* WORK ITEM *
The records below must be transcribed precisely and in full.

* GIVEN ENTRIES *
- Opening Delimiter -

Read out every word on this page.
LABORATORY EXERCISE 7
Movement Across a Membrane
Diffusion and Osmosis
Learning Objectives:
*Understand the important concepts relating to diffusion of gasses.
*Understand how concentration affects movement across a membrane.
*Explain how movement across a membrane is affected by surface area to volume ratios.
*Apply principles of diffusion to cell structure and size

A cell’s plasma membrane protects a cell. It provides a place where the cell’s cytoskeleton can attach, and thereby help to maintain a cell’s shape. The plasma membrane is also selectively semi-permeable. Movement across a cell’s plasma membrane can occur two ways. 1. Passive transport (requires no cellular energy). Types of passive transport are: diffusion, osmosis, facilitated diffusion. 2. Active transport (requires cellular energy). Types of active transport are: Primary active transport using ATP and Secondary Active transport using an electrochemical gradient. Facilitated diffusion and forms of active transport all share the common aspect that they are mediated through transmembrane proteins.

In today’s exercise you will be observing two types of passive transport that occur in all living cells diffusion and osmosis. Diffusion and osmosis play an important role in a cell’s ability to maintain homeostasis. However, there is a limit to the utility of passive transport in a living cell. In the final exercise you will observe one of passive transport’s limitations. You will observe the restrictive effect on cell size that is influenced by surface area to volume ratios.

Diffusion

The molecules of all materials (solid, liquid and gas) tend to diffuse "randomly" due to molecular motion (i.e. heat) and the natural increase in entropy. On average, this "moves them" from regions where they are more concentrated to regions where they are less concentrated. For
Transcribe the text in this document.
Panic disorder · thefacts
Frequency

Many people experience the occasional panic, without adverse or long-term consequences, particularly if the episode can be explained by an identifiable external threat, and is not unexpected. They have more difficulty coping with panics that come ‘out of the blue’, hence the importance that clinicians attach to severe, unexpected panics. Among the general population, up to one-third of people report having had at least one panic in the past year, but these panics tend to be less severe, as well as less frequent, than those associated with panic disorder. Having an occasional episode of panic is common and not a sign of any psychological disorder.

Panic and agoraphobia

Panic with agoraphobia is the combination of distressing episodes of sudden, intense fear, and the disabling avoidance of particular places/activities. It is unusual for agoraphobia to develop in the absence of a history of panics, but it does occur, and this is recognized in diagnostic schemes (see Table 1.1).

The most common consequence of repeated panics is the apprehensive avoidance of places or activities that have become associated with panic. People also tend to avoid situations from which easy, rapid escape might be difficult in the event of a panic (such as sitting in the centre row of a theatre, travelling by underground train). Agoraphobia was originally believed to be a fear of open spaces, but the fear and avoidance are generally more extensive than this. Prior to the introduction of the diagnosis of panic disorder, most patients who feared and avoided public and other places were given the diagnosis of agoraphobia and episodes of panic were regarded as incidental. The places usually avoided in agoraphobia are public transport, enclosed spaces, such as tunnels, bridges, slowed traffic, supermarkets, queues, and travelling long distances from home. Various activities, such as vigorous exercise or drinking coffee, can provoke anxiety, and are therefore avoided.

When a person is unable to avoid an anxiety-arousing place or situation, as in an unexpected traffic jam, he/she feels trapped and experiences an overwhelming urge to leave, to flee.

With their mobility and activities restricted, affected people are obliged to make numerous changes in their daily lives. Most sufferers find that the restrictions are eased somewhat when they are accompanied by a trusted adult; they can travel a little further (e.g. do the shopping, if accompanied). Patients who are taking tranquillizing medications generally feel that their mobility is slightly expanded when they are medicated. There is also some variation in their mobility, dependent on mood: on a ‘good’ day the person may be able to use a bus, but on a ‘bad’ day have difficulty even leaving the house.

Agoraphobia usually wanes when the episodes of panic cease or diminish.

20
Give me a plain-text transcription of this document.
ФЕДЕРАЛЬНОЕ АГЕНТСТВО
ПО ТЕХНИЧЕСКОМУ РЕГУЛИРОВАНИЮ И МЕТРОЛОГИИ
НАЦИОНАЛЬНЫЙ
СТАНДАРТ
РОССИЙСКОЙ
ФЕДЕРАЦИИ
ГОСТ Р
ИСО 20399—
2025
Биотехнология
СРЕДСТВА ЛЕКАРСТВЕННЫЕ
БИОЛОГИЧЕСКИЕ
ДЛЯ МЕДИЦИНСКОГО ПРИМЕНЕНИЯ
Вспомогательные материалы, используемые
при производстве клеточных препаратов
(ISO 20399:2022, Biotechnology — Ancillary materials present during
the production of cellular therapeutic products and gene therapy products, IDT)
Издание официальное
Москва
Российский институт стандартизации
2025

- Closing Delimiter -

* OUTPUT BELOW *
Read out every word on this page.
LABORATORY EXERCISE 7
Movement Across a Membrane
Diffusion and Osmosis
Learning Objectives:
*Understand the important concepts relating to diffusion of gasses.
*Understand how concentration affects movement across a membrane.
*Explain how movement across a membrane is affected by surface area to volume ratios.
*Apply principles of diffusion to cell structure and size

A cell’s plasma membrane protects a cell. It provides a place where the cell’s cytoskeleton can attach, and thereby help to maintain a cell’s shape. The plasma membrane is also selectively semi-permeable. Movement across a cell’s plasma membrane can occur two ways. 1. Passive transport (requires no cellular energy). Types of passive transport are: diffusion, osmosis, facilitated diffusion. 2. Active transport (requires cellular energy). Types of active transport are: Primary active transport using ATP and Secondary Active transport using an electrochemical gradient. Facilitated diffusion and forms of active transport all share the common aspect that they are mediated through transmembrane proteins.

In today’s exercise you will be observing two types of passive transport that occur in all living cells diffusion and osmosis. Diffusion and osmosis play an important role in a cell’s ability to maintain homeostasis. However, there is a limit to the utility of passive transport in a living cell. In the final exercise you will observe one of passive transport’s limitations. You will observe the restrictive effect on cell size that is influenced by surface area to volume ratios.

Diffusion

The molecules of all materials (solid, liquid and gas) tend to diffuse "randomly" due to molecular motion (i.e. heat) and the natural increase in entropy. On average, this "moves them" from regions where they are more concentrated to regions where they are less concentrated. For
Transcribe the text in this document.
Panic disorder · thefacts
Frequency

Many people experience the occasional panic, without adverse or long-term consequences, particularly if the episode can be explained by an identifiable external threat, and is not unexpected. They have more difficulty coping with panics that come ‘out of the blue’, hence the importance that clinicians attach to severe, unexpected panics. Among the general population, up to one-third of people report having had at least one panic in the past year, but these panics tend to be less severe, as well as less frequent, than those associated with panic disorder. Having an occasional episode of panic is common and not a sign of any psychological disorder.

Panic and agoraphobia

Panic with agoraphobia is the combination of distressing episodes of sudden, intense fear, and the disabling avoidance of particular places/activities. It is unusual for agoraphobia to develop in the absence of a history of panics, but it does occur, and this is recognized in diagnostic schemes (see Table 1.1).

The most common consequence of repeated panics is the apprehensive avoidance of places or activities that have become associated with panic. People also tend to avoid situations from which easy, rapid escape might be difficult in the event of a panic (such as sitting in the centre row of a theatre, travelling by underground train). Agoraphobia was originally believed to be a fear of open spaces, but the fear and avoidance are generally more extensive than this. Prior to the introduction of the diagnosis of panic disorder, most patients who feared and avoided public and other places were given the diagnosis of agoraphobia and episodes of panic were regarded as incidental. The places usually avoided in agoraphobia are public transport, enclosed spaces, such as tunnels, bridges, slowed traffic, supermarkets, queues, and travelling long distances from home. Various activities, such as vigorous exercise or drinking coffee, can provoke anxiety, and are therefore avoided.

When a person is unable to avoid an anxiety-arousing place or situation, as in an unexpected traffic jam, he/she feels trapped and experiences an overwhelming urge to leave, to flee.

With their mobility and activities restricted, affected people are obliged to make numerous changes in their daily lives. Most sufferers find that the restrictions are eased somewhat when they are accompanied by a trusted adult; they can travel a little further (e.g. do the shopping, if accompanied). Patients who are taking tranquillizing medications generally feel that their mobility is slightly expanded when they are medicated. There is also some variation in their mobility, dependent on mood: on a ‘good’ day the person may be able to use a bus, but on a ‘bad’ day have difficulty even leaving the house.

Agoraphobia usually wanes when the episodes of panic cease or diminish.

20
Give me a plain-text transcription of this document.
ФЕДЕРАЛЬНОЕ АГЕНТСТВО
ПО ТЕХНИЧЕСКОМУ РЕГУЛИРОВАНИЮ И МЕТРОЛОГИИ
НАЦИОНАЛЬНЫЙ
СТАНДАРТ
РОССИЙСКОЙ
ФЕДЕРАЦИИ
ГОСТ Р
ИСО 20399—
2025
Биотехнология
СРЕДСТВА ЛЕКАРСТВЕННЫЕ
БИОЛОГИЧЕСКИЕ
ДЛЯ МЕДИЦИНСКОГО ПРИМЕНЕНИЯ
Вспомогательные материалы, используемые
при производстве клеточных препаратов
(ISO 20399:2022, Biotechnology — Ancillary materials present during
the production of cellular therapeutic products and gene therapy products, IDT)
Издание официальное
Москва
Российский институт стандартизации
2025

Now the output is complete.